-- START Supplied records --

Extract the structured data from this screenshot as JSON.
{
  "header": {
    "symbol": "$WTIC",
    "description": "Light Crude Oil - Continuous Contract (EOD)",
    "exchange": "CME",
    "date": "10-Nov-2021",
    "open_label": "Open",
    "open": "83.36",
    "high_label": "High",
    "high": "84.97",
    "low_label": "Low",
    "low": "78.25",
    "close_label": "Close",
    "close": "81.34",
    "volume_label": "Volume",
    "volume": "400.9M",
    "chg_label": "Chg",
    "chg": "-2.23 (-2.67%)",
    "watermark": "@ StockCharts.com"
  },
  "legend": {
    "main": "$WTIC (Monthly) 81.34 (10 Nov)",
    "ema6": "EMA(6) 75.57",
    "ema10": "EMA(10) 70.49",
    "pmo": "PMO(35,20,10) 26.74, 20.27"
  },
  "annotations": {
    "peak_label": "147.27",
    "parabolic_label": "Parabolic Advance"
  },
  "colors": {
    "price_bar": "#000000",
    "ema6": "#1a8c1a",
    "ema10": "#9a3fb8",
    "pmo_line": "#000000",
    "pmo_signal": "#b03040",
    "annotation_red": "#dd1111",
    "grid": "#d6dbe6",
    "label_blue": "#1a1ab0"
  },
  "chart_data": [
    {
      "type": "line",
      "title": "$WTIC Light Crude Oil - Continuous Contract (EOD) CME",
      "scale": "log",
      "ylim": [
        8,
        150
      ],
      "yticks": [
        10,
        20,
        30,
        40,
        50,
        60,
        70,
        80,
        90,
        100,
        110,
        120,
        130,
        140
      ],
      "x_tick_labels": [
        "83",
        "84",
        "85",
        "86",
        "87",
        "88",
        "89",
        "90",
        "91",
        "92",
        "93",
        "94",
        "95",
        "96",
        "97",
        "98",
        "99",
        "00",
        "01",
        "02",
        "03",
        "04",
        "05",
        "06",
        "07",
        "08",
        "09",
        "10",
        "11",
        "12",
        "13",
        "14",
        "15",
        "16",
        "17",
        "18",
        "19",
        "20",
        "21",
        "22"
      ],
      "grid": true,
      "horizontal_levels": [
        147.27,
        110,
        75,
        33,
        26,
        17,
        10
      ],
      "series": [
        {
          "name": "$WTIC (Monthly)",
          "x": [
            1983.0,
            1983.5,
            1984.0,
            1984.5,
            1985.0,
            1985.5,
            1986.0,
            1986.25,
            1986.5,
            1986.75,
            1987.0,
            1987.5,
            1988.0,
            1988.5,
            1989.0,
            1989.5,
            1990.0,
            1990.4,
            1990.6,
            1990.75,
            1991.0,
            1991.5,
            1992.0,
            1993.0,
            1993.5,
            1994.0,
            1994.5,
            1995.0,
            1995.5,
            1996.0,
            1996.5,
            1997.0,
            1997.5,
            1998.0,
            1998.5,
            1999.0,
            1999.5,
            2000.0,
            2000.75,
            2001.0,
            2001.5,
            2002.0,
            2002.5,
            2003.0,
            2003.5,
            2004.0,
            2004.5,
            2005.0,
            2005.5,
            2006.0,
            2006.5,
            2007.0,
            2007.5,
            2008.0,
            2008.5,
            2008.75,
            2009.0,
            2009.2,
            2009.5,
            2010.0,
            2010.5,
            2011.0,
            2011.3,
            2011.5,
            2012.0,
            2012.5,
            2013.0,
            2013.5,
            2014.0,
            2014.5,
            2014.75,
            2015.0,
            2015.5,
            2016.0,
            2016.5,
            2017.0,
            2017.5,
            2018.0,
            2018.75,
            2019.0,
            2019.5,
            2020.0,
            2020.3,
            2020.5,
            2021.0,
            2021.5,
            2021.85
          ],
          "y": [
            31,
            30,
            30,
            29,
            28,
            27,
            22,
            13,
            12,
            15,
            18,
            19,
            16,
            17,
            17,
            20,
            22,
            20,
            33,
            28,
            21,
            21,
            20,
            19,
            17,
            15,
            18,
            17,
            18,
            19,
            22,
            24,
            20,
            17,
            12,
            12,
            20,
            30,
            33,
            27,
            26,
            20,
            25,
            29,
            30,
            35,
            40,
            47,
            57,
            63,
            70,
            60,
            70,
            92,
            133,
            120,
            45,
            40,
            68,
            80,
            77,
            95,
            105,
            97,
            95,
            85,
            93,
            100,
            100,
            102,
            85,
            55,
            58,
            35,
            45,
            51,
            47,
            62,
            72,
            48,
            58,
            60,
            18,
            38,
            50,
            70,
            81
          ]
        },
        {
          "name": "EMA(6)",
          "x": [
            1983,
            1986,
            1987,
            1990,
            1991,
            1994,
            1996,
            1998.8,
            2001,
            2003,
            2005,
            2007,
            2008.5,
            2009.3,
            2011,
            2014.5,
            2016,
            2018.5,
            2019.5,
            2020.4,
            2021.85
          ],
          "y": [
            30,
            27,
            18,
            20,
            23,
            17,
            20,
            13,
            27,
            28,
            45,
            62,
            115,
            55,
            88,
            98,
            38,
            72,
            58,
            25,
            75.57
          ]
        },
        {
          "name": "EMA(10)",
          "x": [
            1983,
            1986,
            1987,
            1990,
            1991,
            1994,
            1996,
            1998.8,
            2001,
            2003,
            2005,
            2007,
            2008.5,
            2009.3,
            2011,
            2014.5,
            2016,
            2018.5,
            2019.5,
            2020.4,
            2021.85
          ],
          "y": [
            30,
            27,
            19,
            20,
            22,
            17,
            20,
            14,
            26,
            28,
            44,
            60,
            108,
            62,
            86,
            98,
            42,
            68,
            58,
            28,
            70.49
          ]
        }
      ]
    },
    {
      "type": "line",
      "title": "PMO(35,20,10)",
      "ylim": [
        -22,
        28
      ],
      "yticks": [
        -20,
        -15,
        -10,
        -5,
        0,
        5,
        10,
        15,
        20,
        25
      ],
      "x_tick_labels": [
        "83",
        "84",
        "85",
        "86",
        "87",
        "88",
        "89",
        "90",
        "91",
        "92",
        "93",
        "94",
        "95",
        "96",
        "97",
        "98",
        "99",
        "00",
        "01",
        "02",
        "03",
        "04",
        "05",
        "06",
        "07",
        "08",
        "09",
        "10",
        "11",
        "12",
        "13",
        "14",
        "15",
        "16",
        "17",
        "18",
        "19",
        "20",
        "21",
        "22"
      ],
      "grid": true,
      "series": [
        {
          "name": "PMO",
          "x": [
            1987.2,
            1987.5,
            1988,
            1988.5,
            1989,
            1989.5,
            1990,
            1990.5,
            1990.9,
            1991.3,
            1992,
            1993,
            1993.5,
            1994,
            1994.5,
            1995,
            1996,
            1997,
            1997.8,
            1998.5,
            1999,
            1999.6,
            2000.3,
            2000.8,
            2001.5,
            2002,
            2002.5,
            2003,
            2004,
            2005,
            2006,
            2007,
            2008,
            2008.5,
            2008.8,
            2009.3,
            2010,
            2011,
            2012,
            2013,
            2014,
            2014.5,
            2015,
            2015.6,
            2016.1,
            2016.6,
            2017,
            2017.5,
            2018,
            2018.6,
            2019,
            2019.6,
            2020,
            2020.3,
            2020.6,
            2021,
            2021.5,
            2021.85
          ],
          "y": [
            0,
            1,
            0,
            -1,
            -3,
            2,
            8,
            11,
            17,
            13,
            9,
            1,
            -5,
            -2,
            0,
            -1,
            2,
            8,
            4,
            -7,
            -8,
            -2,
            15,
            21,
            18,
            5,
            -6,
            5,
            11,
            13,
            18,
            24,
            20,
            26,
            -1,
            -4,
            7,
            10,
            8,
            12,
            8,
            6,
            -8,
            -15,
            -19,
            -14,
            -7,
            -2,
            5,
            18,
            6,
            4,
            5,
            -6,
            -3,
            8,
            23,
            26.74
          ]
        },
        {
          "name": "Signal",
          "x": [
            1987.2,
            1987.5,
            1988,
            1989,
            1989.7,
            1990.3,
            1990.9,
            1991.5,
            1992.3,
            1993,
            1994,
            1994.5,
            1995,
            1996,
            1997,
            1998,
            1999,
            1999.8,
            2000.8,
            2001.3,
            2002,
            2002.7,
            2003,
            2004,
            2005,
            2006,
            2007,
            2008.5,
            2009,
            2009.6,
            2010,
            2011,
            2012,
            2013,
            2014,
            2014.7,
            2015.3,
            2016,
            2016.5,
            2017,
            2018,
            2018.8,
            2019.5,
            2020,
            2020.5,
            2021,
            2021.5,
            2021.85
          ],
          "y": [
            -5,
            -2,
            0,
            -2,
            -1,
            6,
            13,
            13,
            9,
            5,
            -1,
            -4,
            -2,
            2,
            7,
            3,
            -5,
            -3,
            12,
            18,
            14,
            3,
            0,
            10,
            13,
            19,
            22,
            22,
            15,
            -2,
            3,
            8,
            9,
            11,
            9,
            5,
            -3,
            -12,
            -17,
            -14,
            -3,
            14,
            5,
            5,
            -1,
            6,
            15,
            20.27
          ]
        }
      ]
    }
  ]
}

-- END Supplied records --

What you need to do:
From the entries above, list each line with "title" in it.

Task output:
      "title": "$WTIC Light Crude Oil - Continuous Contract (EOD) CME",
      "title": "PMO(35,20,10)",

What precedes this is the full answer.